>> Start

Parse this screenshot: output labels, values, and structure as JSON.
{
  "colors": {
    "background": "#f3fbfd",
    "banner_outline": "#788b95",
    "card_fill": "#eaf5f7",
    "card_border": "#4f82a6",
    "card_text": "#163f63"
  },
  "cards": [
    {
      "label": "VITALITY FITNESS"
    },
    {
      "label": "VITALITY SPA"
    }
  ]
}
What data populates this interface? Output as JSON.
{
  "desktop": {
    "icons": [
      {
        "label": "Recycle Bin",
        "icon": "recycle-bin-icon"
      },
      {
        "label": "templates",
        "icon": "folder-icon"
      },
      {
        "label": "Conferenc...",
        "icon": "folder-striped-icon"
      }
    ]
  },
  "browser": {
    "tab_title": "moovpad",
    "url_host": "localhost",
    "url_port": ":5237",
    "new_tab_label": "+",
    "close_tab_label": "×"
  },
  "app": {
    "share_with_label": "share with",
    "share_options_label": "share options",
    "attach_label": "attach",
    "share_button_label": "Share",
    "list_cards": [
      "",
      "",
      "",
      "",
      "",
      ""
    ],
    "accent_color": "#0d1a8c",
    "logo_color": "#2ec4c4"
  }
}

>> End

> _Exercise aim_
Quote the data above in full, changing nothing.

> _Answer for this exercise_
Parse this screenshot: output labels, values, and structure as JSON.
{
  "colors": {
    "background": "#f3fbfd",
    "banner_outline": "#788b95",
    "card_fill": "#eaf5f7",
    "card_border": "#4f82a6",
    "card_text": "#163f63"
  },
  "cards": [
    {
      "label": "VITALITY FITNESS"
    },
    {
      "label": "VITALITY SPA"
    }
  ]
}
What data populates this interface? Output as JSON.
{
  "desktop": {
    "icons": [
      {
        "label": "Recycle Bin",
        "icon": "recycle-bin-icon"
      },
      {
        "label": "templates",
        "icon": "folder-icon"
      },
      {
        "label": "Conferenc...",
        "icon": "folder-striped-icon"
      }
    ]
  },
  "browser": {
    "tab_title": "moovpad",
    "url_host": "localhost",
    "url_port": ":5237",
    "new_tab_label": "+",
    "close_tab_label": "×"
  },
  "app": {
    "share_with_label": "share with",
    "share_options_label": "share options",
    "attach_label": "attach",
    "share_button_label": "Share",
    "list_cards": [
      "",
      "",
      "",
      "",
      "",
      ""
    ],
    "accent_color": "#0d1a8c",
    "logo_color": "#2ec4c4"
  }
}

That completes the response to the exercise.